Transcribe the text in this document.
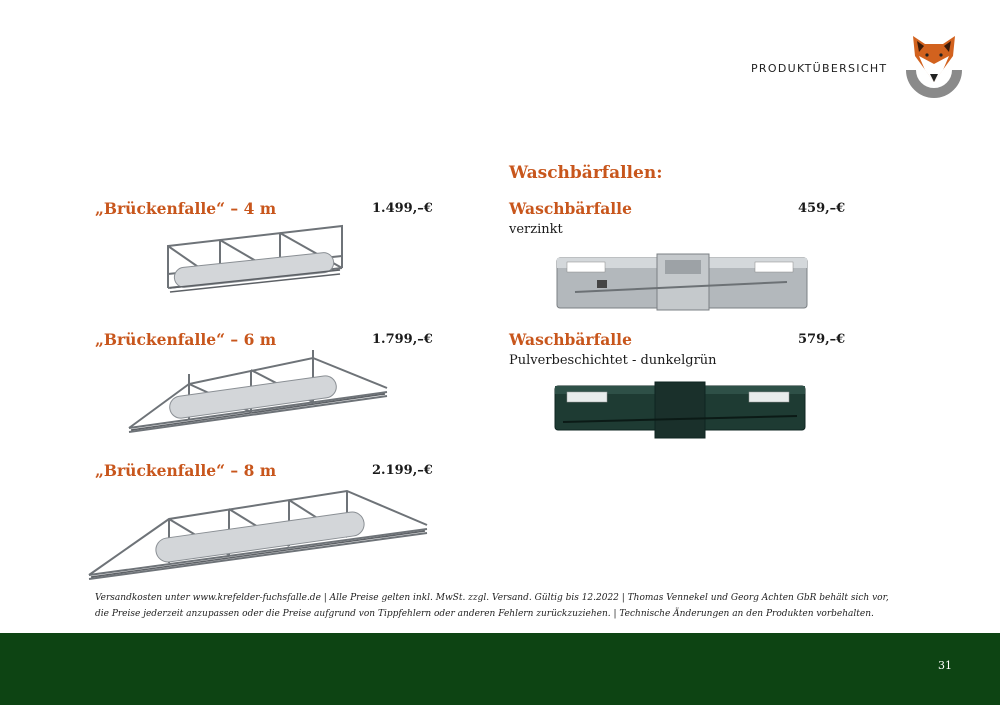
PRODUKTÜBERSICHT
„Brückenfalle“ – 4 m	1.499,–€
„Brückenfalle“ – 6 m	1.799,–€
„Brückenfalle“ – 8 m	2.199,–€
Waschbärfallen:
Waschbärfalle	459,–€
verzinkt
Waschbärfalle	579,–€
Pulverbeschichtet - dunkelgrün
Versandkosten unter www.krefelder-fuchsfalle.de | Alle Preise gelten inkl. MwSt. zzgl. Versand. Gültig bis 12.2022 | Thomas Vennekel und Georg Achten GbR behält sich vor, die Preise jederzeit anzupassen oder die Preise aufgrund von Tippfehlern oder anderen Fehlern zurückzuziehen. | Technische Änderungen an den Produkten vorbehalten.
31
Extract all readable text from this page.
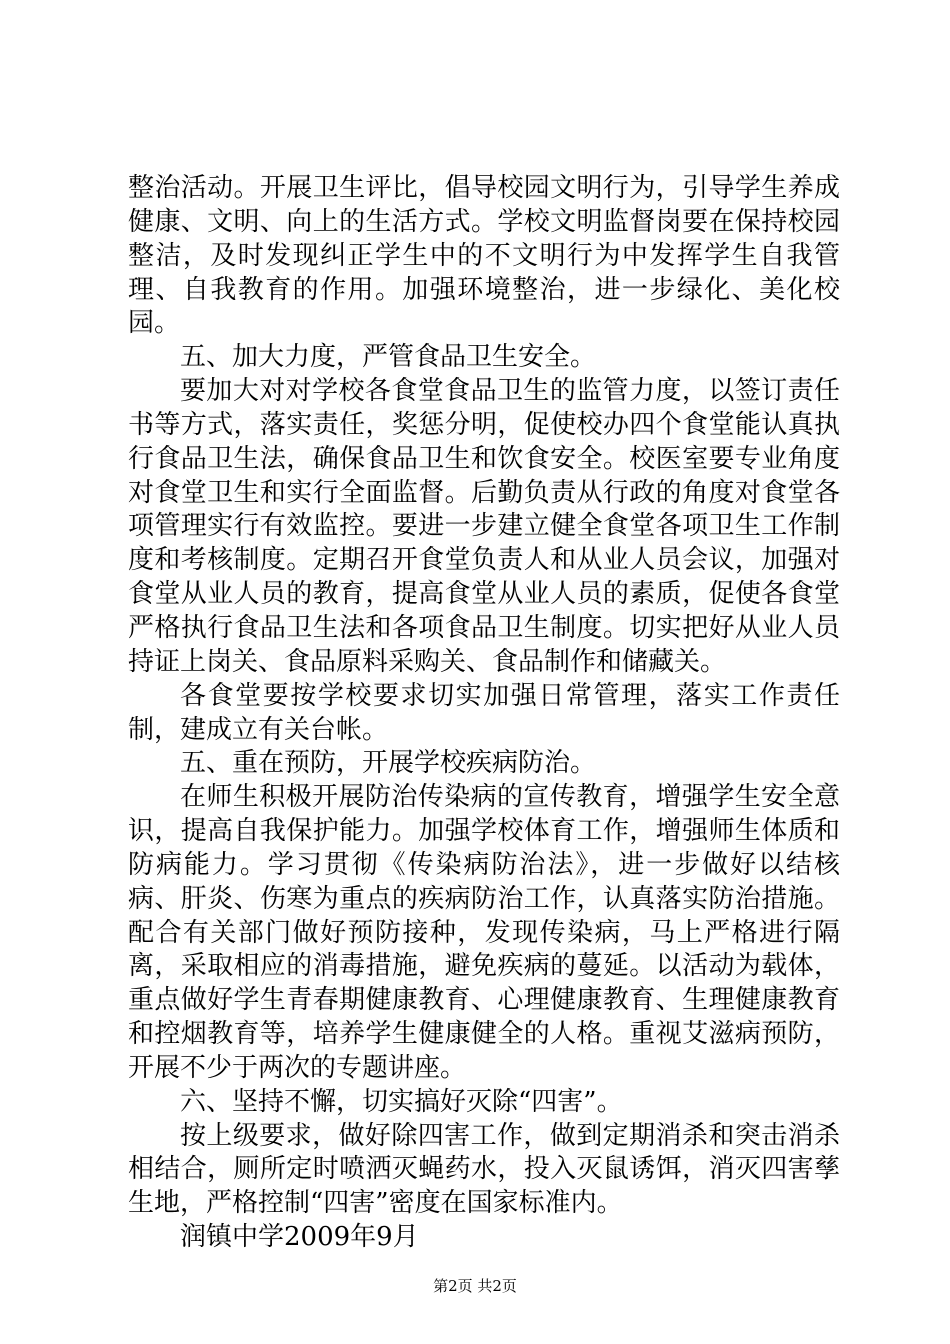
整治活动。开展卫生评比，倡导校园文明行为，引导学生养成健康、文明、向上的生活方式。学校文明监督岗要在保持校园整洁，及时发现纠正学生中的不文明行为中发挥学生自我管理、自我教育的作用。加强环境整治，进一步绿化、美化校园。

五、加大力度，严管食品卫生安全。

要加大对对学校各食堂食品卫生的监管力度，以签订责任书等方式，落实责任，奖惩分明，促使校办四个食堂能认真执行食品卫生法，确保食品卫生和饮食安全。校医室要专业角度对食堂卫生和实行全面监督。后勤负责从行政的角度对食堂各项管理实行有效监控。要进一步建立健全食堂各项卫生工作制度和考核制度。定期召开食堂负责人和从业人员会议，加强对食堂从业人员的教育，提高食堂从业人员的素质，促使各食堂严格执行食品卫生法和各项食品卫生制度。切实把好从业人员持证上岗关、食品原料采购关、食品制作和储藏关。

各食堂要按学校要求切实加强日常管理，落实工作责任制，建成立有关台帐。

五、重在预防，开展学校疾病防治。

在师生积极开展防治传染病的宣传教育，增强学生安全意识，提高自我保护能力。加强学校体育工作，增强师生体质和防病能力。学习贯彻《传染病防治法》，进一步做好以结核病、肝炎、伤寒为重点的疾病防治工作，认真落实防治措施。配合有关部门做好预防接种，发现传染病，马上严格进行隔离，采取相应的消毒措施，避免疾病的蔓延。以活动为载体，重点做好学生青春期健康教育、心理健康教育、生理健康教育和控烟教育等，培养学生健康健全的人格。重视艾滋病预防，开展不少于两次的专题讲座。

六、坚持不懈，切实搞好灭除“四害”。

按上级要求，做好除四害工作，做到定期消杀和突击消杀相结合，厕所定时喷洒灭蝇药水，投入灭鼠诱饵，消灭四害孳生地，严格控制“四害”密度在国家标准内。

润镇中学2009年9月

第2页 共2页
....
Task details
Please set down each line of the data above exactly as written, without the pictures.

Task response
Transcribe the text in this document.
PRODUKTÜBERSICHT
„Brückenfalle“ – 4 m	1.499,–€
„Brückenfalle“ – 6 m	1.799,–€
„Brückenfalle“ – 8 m	2.199,–€
Waschbärfallen:
Waschbärfalle	459,–€
verzinkt
Waschbärfalle	579,–€
Pulverbeschichtet - dunkelgrün
Versandkosten unter www.krefelder-fuchsfalle.de | Alle Preise gelten inkl. MwSt. zzgl. Versand. Gültig bis 12.2022 | Thomas Vennekel und Georg Achten GbR behält sich vor, die Preise jederzeit anzupassen oder die Preise aufgrund von Tippfehlern oder anderen Fehlern zurückzuziehen. | Technische Änderungen an den Produkten vorbehalten.
31
Extract all readable text from this page.
整治活动。开展卫生评比，倡导校园文明行为，引导学生养成健康、文明、向上的生活方式。学校文明监督岗要在保持校园整洁，及时发现纠正学生中的不文明行为中发挥学生自我管理、自我教育的作用。加强环境整治，进一步绿化、美化校园。

五、加大力度，严管食品卫生安全。

要加大对对学校各食堂食品卫生的监管力度，以签订责任书等方式，落实责任，奖惩分明，促使校办四个食堂能认真执行食品卫生法，确保食品卫生和饮食安全。校医室要专业角度对食堂卫生和实行全面监督。后勤负责从行政的角度对食堂各项管理实行有效监控。要进一步建立健全食堂各项卫生工作制度和考核制度。定期召开食堂负责人和从业人员会议，加强对食堂从业人员的教育，提高食堂从业人员的素质，促使各食堂严格执行食品卫生法和各项食品卫生制度。切实把好从业人员持证上岗关、食品原料采购关、食品制作和储藏关。

各食堂要按学校要求切实加强日常管理，落实工作责任制，建成立有关台帐。

五、重在预防，开展学校疾病防治。

在师生积极开展防治传染病的宣传教育，增强学生安全意识，提高自我保护能力。加强学校体育工作，增强师生体质和防病能力。学习贯彻《传染病防治法》，进一步做好以结核病、肝炎、伤寒为重点的疾病防治工作，认真落实防治措施。配合有关部门做好预防接种，发现传染病，马上严格进行隔离，采取相应的消毒措施，避免疾病的蔓延。以活动为载体，重点做好学生青春期健康教育、心理健康教育、生理健康教育和控烟教育等，培养学生健康健全的人格。重视艾滋病预防，开展不少于两次的专题讲座。

六、坚持不懈，切实搞好灭除“四害”。

按上级要求，做好除四害工作，做到定期消杀和突击消杀相结合，厕所定时喷洒灭蝇药水，投入灭鼠诱饵，消灭四害孳生地，严格控制“四害”密度在国家标准内。

润镇中学2009年9月

第2页 共2页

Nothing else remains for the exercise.